Begin Information provided

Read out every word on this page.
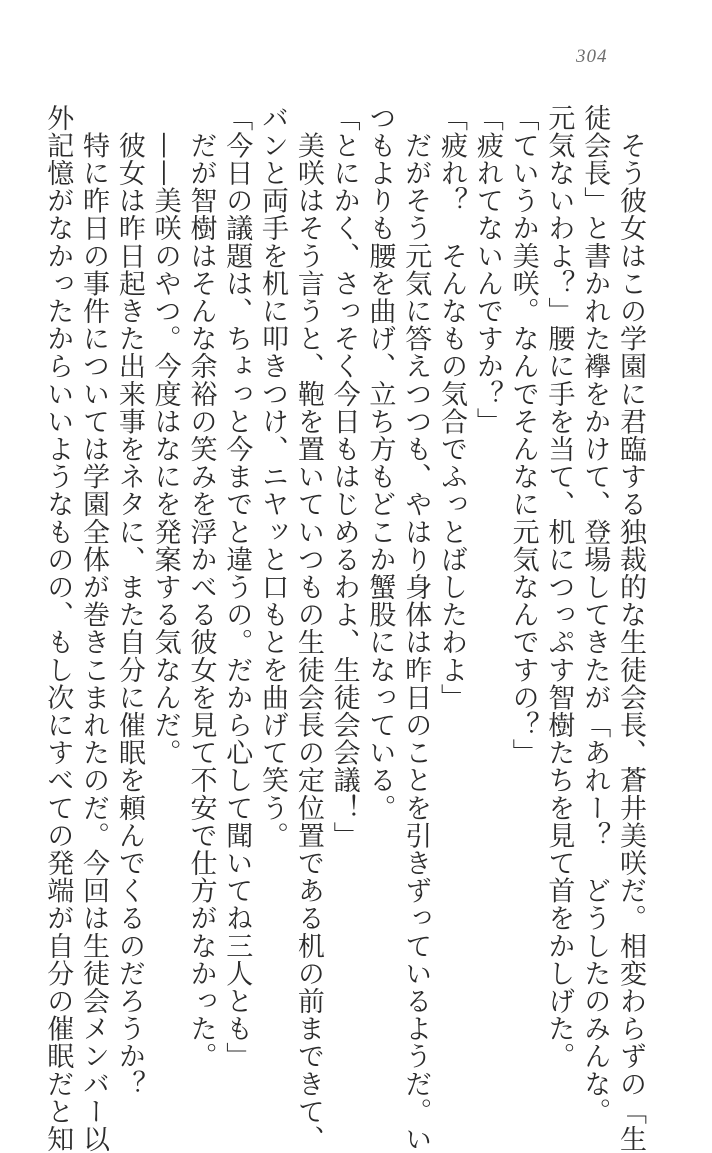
304
　そう彼女はこの学園に君臨する独裁的な生徒会長、蒼井美咲だ。相変わらずの「生
徒会長」と書かれた襷をかけて、登場してきたが「あれー？　どうしたのみんな。
元気ないわよ？」腰に手を当て、机につっぷす智樹たちを見て首をかしげた。
「ていうか美咲。なんでそんなに元気なんですの？」
「疲れてないんですか？」
「疲れ？　そんなもの気合でふっとばしたわよ」
　だがそう元気に答えつつも、やはり身体は昨日のことを引きずっているようだ。い
つもよりも腰を曲げ、立ち方もどこか蟹股になっている。
「とにかく、さっそく今日もはじめるわよ、生徒会会議！」
　美咲はそう言うと、鞄を置いていつもの生徒会長の定位置である机の前まできて、
バンと両手を机に叩きつけ、ニヤッと口もとを曲げて笑う。
「今日の議題は、ちょっと今までと違うの。だから心して聞いてね三人とも」
　だが智樹はそんな余裕の笑みを浮かべる彼女を見て不安で仕方がなかった。
　——美咲のやつ。今度はなにを発案する気なんだ。
　彼女は昨日起きた出来事をネタに、また自分に催眠を頼んでくるのだろうか？
　特に昨日の事件については学園全体が巻きこまれたのだ。今回は生徒会メンバー以
外記憶がなかったからいいようなものの、もし次にすべての発端が自分の催眠だと知
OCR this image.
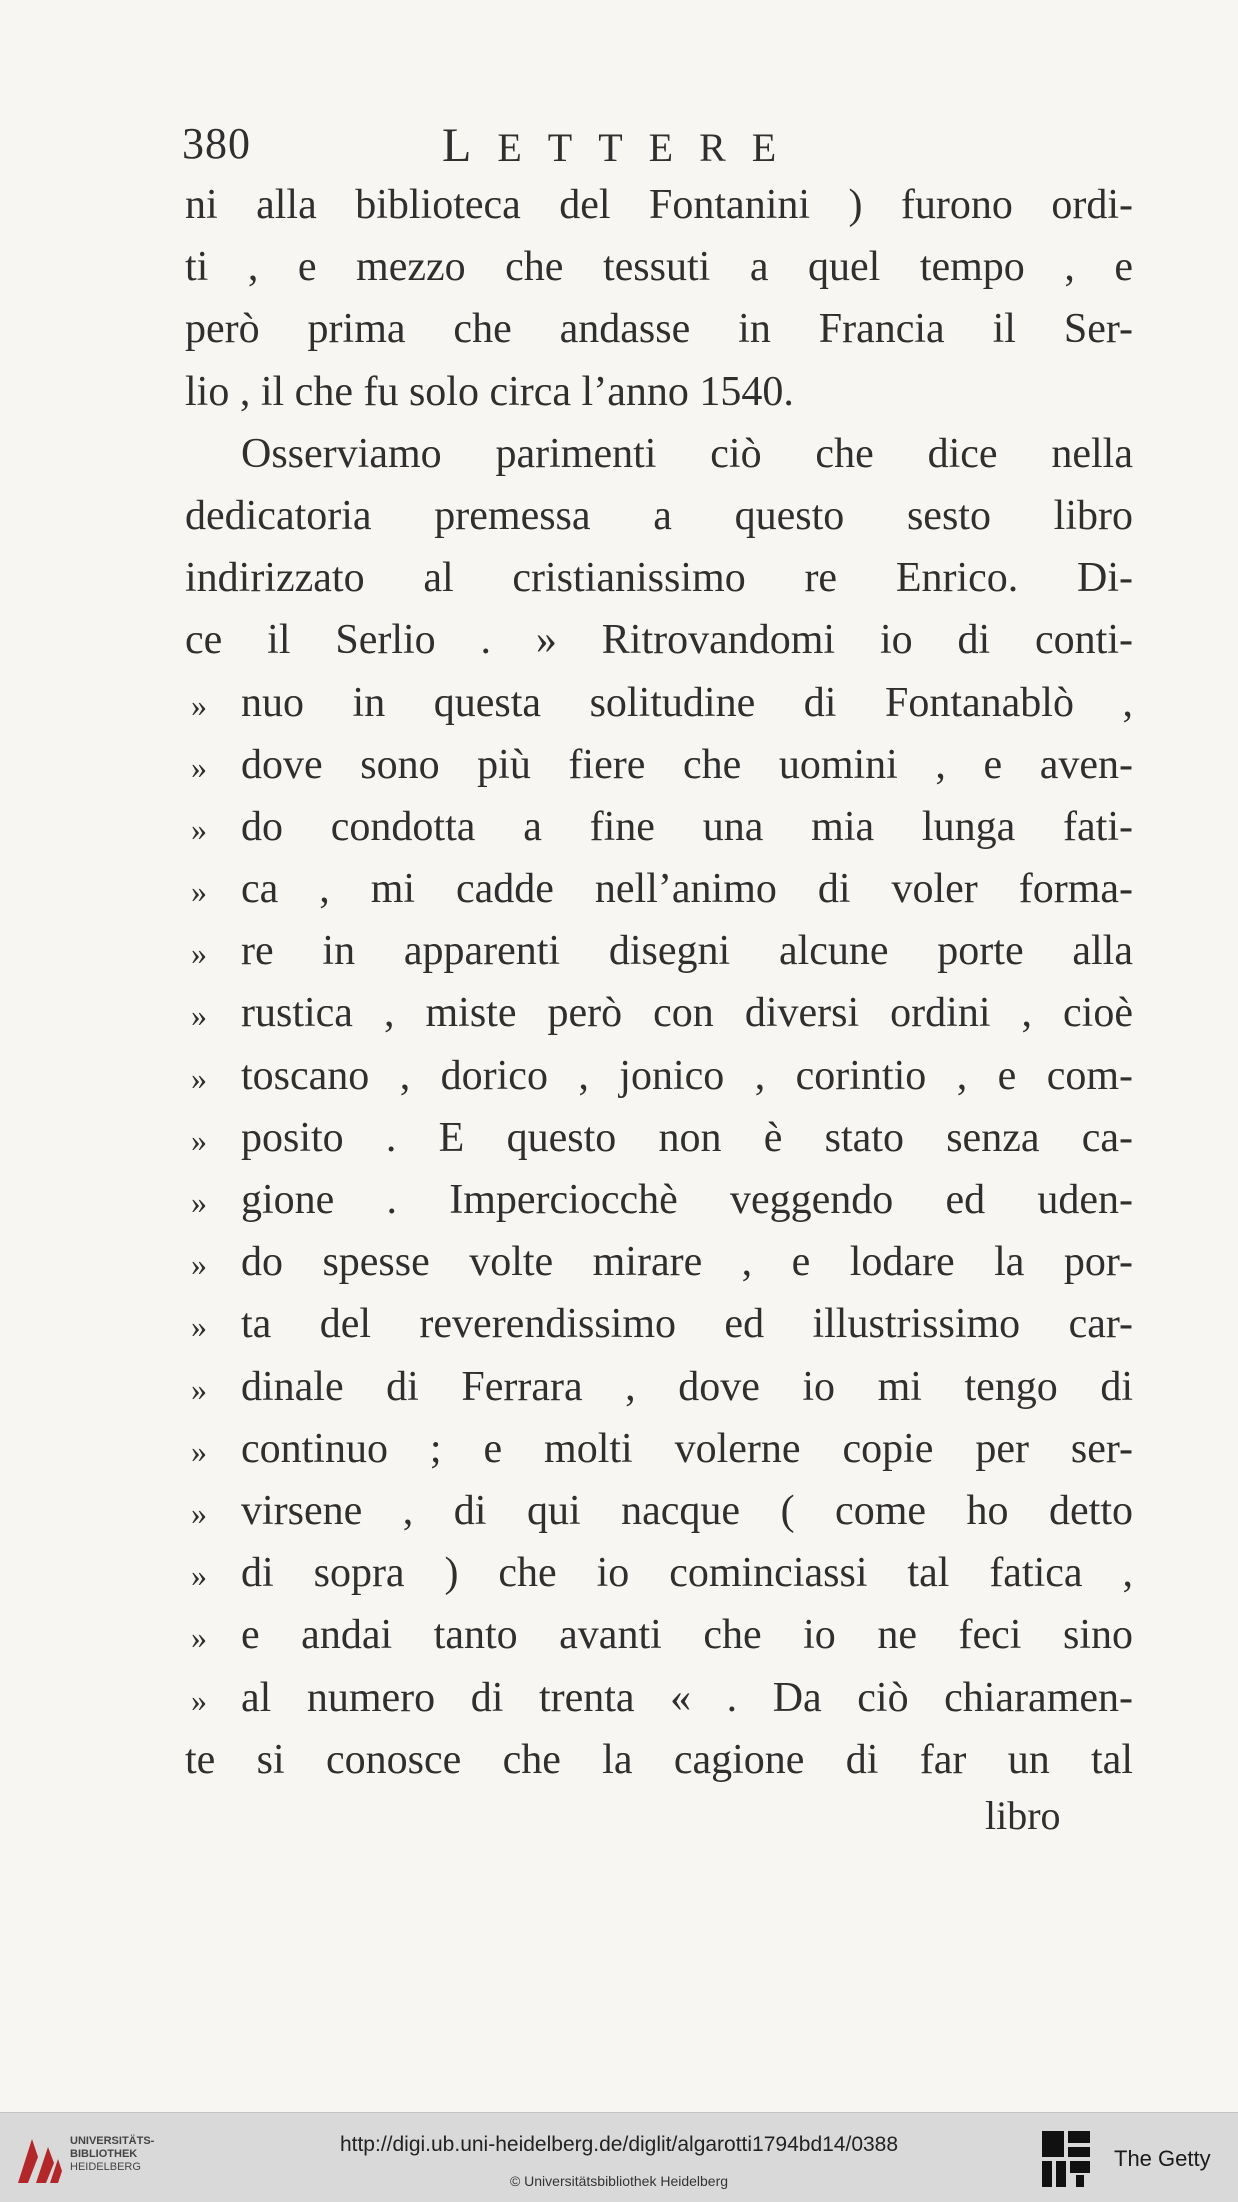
380	LETTERE
ni alla biblioteca del Fontanini ) furono ordi-
ti , e mezzo che tessuti a quel tempo , e
però prima che andasse in Francia il Ser-
lio , il che fu solo circa l’anno 1540.
Osserviamo parimenti ciò che dice nella
dedicatoria premessa a questo sesto libro
indirizzato al cristianissimo re Enrico. Di-
ce il Serlio . » Ritrovandomi io di conti-
» nuo in questa solitudine di Fontanablò ,
» dove sono più fiere che uomini , e aven-
» do condotta a fine una mia lunga fati-
» ca , mi cadde nell’animo di voler forma-
» re in apparenti disegni alcune porte alla
» rustica , miste però con diversi ordini , cioè
» toscano , dorico , jonico , corintio , e com-
» posito . E questo non è stato senza ca-
» gione . Imperciocchè veggendo ed uden-
» do spesse volte mirare , e lodare la por-
» ta del reverendissimo ed illustrissimo car-
» dinale di Ferrara , dove io mi tengo di
» continuo ; e molti volerne copie per ser-
» virsene , di qui nacque ( come ho detto
» di sopra ) che io cominciassi tal fatica ,
» e andai tanto avanti che io ne feci sino
» al numero di trenta « . Da ciò chiaramen-
te si conosce che la cagione di far un tal
libro
UNIVERSITÄTS-
BIBLIOTHEK
HEIDELBERG
http://digi.ub.uni-heidelberg.de/diglit/algarotti1794bd14/0388
© Universitätsbibliothek Heidelberg
The Getty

End Information provided

Exercise directions ::
Transcribe the whole listing exactly. Pictures stay out of your copy.

Result for this task ::
Read out every word on this page.
304
　そう彼女はこの学園に君臨する独裁的な生徒会長、蒼井美咲だ。相変わらずの「生
徒会長」と書かれた襷をかけて、登場してきたが「あれー？　どうしたのみんな。
元気ないわよ？」腰に手を当て、机につっぷす智樹たちを見て首をかしげた。
「ていうか美咲。なんでそんなに元気なんですの？」
「疲れてないんですか？」
「疲れ？　そんなもの気合でふっとばしたわよ」
　だがそう元気に答えつつも、やはり身体は昨日のことを引きずっているようだ。い
つもよりも腰を曲げ、立ち方もどこか蟹股になっている。
「とにかく、さっそく今日もはじめるわよ、生徒会会議！」
　美咲はそう言うと、鞄を置いていつもの生徒会長の定位置である机の前まできて、
バンと両手を机に叩きつけ、ニヤッと口もとを曲げて笑う。
「今日の議題は、ちょっと今までと違うの。だから心して聞いてね三人とも」
　だが智樹はそんな余裕の笑みを浮かべる彼女を見て不安で仕方がなかった。
　——美咲のやつ。今度はなにを発案する気なんだ。
　彼女は昨日起きた出来事をネタに、また自分に催眠を頼んでくるのだろうか？
　特に昨日の事件については学園全体が巻きこまれたのだ。今回は生徒会メンバー以
外記憶がなかったからいいようなものの、もし次にすべての発端が自分の催眠だと知
OCR this image.
380	LETTERE
ni alla biblioteca del Fontanini ) furono ordi-
ti , e mezzo che tessuti a quel tempo , e
però prima che andasse in Francia il Ser-
lio , il che fu solo circa l’anno 1540.
Osserviamo parimenti ciò che dice nella
dedicatoria premessa a questo sesto libro
indirizzato al cristianissimo re Enrico. Di-
ce il Serlio . » Ritrovandomi io di conti-
» nuo in questa solitudine di Fontanablò ,
» dove sono più fiere che uomini , e aven-
» do condotta a fine una mia lunga fati-
» ca , mi cadde nell’animo di voler forma-
» re in apparenti disegni alcune porte alla
» rustica , miste però con diversi ordini , cioè
» toscano , dorico , jonico , corintio , e com-
» posito . E questo non è stato senza ca-
» gione . Imperciocchè veggendo ed uden-
» do spesse volte mirare , e lodare la por-
» ta del reverendissimo ed illustrissimo car-
» dinale di Ferrara , dove io mi tengo di
» continuo ; e molti volerne copie per ser-
» virsene , di qui nacque ( come ho detto
» di sopra ) che io cominciassi tal fatica ,
» e andai tanto avanti che io ne feci sino
» al numero di trenta « . Da ciò chiaramen-
te si conosce che la cagione di far un tal
libro
UNIVERSITÄTS-
BIBLIOTHEK
HEIDELBERG
http://digi.ub.uni-heidelberg.de/diglit/algarotti1794bd14/0388
© Universitätsbibliothek Heidelberg
The Getty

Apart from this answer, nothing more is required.